[Brano]

(AdnKronos) – (Adnkronos) – “Per questo è sempre più importante guardare ai mercati esteri – ha detto il presidente di Veronafiere, Maurizio Danese –. A Samoter, grazie anche alla collaborazione Veronafiere-Ice, sono 110 i buyer esteri provenienti sia dai mercati di sbocco tradizionali sia da quelli in crescita repentina, come i principali Paesi africani, Iran, Israele, Arabia Saudita, Est Europa e India. Siamo convinti che sul mercato italiano possa e debba insistere una svolta, perché questo comparto rappresenta la cartina di tornasole dell’ammodernamento strutturale del Paese”.
“A oggi però registriamo numeri tre volte inferiori a Germania e Regno Unito – ha concluso Danese – e immatricoliamo meno della metà rispetto alla Francia. Diverso il discorso delle esportazioni made in Italy, che diventano sempre più strategiche per un settore che vende all’estero circa 7 macchine su 10”. Infatti, secondo l’Osservatorio Samoter/Prometeia il mercato mondiale delle macchine movimento terra è cresciuto nel 2016 del 6,9% nel 2016 (+38% nell’ultimo trimestre), con incrementi importanti in Nord America – che rimane il primo mercato mondiale – a + 14,9%, India (+34,2%), Cina (+22%), ed Europa Occidentale, a +12,2 per cento”.

[/Brano]

# Consegna
Prosegui, per favore, il brano su Samoter e sul mercato delle macchine movimento terra, ripartendo subito dopo la sua ultima frase.

[Insieme di dati]

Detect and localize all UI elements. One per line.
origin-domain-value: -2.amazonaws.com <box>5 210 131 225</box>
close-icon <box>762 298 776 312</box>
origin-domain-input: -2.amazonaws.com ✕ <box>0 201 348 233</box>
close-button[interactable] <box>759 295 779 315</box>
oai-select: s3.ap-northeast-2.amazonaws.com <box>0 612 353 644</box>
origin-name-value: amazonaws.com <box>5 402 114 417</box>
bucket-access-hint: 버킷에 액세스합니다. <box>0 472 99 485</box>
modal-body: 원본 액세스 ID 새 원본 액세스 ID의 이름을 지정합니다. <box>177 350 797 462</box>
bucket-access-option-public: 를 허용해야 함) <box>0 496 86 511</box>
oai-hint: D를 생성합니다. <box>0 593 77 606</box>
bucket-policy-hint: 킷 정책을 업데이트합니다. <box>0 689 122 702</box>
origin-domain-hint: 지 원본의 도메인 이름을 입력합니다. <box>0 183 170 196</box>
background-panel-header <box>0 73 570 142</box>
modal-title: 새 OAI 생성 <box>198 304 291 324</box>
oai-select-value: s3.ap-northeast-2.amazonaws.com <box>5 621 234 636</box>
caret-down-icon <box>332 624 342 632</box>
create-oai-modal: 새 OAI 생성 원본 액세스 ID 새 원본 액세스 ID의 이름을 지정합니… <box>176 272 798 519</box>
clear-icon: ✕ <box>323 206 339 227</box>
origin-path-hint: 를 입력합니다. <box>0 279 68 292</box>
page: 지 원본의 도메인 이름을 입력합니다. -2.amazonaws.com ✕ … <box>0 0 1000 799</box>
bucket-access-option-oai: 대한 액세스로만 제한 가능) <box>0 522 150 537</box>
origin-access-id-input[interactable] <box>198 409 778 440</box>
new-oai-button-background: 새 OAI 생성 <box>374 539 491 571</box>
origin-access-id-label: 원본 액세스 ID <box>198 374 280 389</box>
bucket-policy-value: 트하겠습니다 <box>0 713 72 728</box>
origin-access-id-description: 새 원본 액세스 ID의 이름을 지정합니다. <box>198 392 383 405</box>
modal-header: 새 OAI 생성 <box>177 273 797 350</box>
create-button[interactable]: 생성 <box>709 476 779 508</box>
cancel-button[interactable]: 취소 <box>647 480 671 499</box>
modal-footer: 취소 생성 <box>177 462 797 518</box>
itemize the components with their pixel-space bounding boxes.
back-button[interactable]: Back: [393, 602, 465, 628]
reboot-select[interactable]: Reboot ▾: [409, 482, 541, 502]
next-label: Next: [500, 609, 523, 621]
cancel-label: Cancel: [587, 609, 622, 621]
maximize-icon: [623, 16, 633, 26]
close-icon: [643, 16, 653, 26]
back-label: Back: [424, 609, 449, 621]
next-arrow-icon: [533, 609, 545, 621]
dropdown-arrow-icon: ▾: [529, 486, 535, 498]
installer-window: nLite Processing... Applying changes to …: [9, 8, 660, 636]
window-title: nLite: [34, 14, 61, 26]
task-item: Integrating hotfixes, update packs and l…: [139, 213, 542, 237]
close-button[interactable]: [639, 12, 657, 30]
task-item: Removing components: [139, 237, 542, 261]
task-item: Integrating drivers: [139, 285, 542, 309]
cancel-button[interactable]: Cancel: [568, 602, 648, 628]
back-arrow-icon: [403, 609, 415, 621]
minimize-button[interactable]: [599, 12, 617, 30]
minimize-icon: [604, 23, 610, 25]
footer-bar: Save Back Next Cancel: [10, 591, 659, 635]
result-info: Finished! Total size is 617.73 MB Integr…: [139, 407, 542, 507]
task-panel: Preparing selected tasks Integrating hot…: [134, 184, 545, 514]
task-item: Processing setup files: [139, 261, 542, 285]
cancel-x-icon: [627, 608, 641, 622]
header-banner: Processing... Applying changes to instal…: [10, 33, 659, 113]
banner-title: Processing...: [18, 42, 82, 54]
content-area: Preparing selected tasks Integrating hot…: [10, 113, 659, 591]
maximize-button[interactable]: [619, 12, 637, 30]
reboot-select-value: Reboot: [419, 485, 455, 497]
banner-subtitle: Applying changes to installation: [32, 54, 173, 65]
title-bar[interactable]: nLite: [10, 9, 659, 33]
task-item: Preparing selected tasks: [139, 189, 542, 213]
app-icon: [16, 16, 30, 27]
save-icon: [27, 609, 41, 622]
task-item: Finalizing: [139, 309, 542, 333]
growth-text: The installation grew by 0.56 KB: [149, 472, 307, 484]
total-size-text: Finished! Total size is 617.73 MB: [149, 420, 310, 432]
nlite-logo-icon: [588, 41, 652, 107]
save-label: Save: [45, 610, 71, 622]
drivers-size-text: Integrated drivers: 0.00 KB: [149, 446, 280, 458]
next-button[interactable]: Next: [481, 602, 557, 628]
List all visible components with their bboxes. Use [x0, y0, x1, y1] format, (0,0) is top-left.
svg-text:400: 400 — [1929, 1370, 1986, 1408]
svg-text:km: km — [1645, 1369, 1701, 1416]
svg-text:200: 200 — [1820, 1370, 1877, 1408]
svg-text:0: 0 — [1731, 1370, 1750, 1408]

[/Insieme di dati]

# Spazio risposta
Al taglio del nastro di Samoter, Asphaltica e Transpotec Logitec erano presenti anche il direttore generale di Veronafiere, Giovanni Mantovani, il presidente di Siteb, Michele Turrini, il direttore della divisione Tech e Industry di Fiera Milano, Domenico Lunghi, l’assessore all’Ambiente e Protezione civile della Regione Veneto, Giampaolo Bottacin, l’assessore alle Attività economiche del Comune di Verona, Marco Ambrosini e il presidente della Provincia di Verona, Antonio Pastorello.